>> begin

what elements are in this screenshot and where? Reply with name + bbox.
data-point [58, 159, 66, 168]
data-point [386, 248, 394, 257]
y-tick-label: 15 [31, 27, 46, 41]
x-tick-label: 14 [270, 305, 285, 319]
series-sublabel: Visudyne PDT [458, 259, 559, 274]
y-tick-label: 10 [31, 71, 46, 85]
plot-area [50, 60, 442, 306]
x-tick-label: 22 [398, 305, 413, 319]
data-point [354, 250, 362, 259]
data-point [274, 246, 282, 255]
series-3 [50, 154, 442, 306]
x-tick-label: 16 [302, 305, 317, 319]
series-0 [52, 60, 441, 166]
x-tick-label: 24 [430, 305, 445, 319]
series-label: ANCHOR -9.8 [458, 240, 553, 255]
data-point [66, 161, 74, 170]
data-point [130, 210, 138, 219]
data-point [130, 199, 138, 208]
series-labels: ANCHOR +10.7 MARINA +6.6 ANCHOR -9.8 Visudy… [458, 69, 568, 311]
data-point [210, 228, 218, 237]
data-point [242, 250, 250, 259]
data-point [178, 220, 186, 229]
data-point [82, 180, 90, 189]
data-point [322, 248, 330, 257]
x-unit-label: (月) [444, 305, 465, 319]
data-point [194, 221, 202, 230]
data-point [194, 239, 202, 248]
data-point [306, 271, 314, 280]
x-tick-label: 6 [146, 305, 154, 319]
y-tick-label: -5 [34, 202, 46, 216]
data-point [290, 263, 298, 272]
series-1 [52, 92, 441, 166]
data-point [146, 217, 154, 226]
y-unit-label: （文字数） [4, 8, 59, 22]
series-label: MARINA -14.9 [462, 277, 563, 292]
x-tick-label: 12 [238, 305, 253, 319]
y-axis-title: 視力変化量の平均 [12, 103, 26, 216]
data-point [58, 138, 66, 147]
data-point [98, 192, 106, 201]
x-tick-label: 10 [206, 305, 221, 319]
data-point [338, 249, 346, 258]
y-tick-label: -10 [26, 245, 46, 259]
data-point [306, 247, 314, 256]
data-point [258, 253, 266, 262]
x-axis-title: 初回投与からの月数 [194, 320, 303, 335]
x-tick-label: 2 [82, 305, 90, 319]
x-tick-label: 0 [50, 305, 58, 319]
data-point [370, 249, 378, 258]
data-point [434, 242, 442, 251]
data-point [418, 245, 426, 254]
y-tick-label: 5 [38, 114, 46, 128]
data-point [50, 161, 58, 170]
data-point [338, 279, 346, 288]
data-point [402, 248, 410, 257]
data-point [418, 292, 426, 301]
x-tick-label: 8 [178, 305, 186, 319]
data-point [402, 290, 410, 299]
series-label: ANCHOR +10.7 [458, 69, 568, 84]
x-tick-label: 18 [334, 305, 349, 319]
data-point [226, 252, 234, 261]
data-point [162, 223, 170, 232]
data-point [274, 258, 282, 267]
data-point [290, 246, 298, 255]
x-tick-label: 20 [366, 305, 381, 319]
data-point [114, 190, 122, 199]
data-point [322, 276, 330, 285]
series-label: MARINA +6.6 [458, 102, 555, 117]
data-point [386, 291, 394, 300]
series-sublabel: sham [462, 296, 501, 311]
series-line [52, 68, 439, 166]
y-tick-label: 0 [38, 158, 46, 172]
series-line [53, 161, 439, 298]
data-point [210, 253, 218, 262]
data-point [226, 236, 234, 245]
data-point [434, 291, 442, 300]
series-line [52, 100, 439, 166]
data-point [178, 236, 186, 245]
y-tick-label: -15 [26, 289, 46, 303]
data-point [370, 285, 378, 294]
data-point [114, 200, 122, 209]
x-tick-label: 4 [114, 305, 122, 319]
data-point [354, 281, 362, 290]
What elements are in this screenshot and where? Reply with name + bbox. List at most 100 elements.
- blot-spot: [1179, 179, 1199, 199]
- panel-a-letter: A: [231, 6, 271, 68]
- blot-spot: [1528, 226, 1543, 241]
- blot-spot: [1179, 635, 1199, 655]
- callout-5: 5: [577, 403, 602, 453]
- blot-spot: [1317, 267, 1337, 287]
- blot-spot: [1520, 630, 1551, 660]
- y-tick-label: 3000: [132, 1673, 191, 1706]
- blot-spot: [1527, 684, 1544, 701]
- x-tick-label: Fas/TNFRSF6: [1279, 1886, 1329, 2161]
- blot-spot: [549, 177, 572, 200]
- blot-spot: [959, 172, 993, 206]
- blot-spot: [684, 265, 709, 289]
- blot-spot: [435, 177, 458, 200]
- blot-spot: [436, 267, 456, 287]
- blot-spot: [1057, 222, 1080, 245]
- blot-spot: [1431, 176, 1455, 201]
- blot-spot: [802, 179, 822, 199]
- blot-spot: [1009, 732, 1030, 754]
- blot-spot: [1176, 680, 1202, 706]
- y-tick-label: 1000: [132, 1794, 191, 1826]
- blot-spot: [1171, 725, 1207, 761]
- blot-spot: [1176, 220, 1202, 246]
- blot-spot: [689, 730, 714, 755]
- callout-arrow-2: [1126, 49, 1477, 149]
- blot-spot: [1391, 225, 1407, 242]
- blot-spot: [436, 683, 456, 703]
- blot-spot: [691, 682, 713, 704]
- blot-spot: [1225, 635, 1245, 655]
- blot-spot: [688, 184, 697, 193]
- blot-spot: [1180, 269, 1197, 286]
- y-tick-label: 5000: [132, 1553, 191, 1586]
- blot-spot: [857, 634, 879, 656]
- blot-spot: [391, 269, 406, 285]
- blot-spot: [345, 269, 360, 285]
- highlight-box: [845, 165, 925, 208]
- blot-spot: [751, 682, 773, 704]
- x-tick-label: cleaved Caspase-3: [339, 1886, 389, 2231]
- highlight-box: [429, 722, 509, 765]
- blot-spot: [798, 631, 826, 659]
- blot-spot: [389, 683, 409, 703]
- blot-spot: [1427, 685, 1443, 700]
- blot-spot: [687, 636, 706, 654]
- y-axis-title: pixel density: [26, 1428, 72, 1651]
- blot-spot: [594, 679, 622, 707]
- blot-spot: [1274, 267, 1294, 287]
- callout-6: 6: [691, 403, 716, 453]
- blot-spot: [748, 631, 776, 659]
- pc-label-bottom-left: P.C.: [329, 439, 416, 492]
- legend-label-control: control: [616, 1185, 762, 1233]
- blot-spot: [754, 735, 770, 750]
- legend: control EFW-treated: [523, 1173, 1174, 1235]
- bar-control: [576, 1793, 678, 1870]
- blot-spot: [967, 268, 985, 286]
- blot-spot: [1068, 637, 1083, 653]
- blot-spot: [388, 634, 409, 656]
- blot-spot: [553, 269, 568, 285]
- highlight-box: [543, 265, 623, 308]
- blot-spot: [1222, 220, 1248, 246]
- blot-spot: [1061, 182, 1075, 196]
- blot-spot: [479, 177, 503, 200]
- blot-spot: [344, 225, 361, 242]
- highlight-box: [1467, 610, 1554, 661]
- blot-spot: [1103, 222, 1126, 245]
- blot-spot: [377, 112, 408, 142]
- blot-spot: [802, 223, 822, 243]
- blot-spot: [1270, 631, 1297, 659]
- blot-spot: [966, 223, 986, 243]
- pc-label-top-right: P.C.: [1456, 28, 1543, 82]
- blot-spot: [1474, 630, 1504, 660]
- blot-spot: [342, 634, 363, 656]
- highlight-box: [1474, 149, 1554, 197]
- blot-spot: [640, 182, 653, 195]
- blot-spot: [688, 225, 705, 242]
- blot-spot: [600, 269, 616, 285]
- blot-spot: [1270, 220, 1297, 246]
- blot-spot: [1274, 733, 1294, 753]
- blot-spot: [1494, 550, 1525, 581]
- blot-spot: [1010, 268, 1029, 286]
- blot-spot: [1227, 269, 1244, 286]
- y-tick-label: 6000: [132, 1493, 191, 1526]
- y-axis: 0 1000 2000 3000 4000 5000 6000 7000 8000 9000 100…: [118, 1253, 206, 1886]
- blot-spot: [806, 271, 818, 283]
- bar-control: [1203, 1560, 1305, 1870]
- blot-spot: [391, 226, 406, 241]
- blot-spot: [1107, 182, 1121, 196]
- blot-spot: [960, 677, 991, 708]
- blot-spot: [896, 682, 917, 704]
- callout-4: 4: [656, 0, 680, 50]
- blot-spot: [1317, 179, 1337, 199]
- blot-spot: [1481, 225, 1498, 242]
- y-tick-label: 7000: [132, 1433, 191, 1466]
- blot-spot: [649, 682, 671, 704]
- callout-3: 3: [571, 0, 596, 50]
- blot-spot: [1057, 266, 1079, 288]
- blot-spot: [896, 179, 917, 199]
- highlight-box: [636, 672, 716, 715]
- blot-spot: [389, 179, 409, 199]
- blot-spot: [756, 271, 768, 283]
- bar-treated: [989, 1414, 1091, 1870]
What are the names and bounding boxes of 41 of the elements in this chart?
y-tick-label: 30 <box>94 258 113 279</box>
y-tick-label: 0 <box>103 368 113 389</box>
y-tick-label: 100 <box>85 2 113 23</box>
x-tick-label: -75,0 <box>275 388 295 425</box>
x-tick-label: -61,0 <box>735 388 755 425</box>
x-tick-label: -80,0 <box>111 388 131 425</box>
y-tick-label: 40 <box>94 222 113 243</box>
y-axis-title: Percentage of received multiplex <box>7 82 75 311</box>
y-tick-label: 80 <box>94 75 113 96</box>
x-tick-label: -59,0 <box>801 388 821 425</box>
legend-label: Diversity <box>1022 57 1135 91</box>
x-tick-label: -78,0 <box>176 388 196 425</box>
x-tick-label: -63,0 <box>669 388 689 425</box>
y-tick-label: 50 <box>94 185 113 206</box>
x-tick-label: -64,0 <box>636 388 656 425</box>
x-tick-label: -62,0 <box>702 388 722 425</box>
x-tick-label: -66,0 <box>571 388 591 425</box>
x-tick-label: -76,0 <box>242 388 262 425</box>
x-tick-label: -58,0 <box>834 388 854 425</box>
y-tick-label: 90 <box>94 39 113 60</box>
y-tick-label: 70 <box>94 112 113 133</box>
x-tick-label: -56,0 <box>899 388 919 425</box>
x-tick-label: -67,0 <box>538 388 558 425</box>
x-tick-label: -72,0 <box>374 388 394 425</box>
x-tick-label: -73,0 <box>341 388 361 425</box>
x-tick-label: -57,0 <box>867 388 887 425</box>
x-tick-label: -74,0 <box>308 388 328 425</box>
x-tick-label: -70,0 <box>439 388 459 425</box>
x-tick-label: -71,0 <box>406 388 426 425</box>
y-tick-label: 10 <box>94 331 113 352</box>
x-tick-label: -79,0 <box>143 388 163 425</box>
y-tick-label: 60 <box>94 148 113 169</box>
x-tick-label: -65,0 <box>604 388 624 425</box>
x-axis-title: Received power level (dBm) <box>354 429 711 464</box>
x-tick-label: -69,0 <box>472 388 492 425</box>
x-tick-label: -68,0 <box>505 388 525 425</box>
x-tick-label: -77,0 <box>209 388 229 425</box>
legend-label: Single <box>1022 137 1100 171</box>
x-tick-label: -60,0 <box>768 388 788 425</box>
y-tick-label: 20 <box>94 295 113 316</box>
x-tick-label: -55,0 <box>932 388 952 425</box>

>> end

§ **Do this**
Can you return, unchanged, every line of the records, starting with the very first and going on through the line with "series-3 [50, 154, 442, 306]", including that line?

§ **Output**
what elements are in this screenshot and where? Reply with name + bbox.
data-point [58, 159, 66, 168]
data-point [386, 248, 394, 257]
y-tick-label: 15 [31, 27, 46, 41]
x-tick-label: 14 [270, 305, 285, 319]
series-sublabel: Visudyne PDT [458, 259, 559, 274]
y-tick-label: 10 [31, 71, 46, 85]
plot-area [50, 60, 442, 306]
x-tick-label: 22 [398, 305, 413, 319]
data-point [354, 250, 362, 259]
data-point [274, 246, 282, 255]
series-3 [50, 154, 442, 306]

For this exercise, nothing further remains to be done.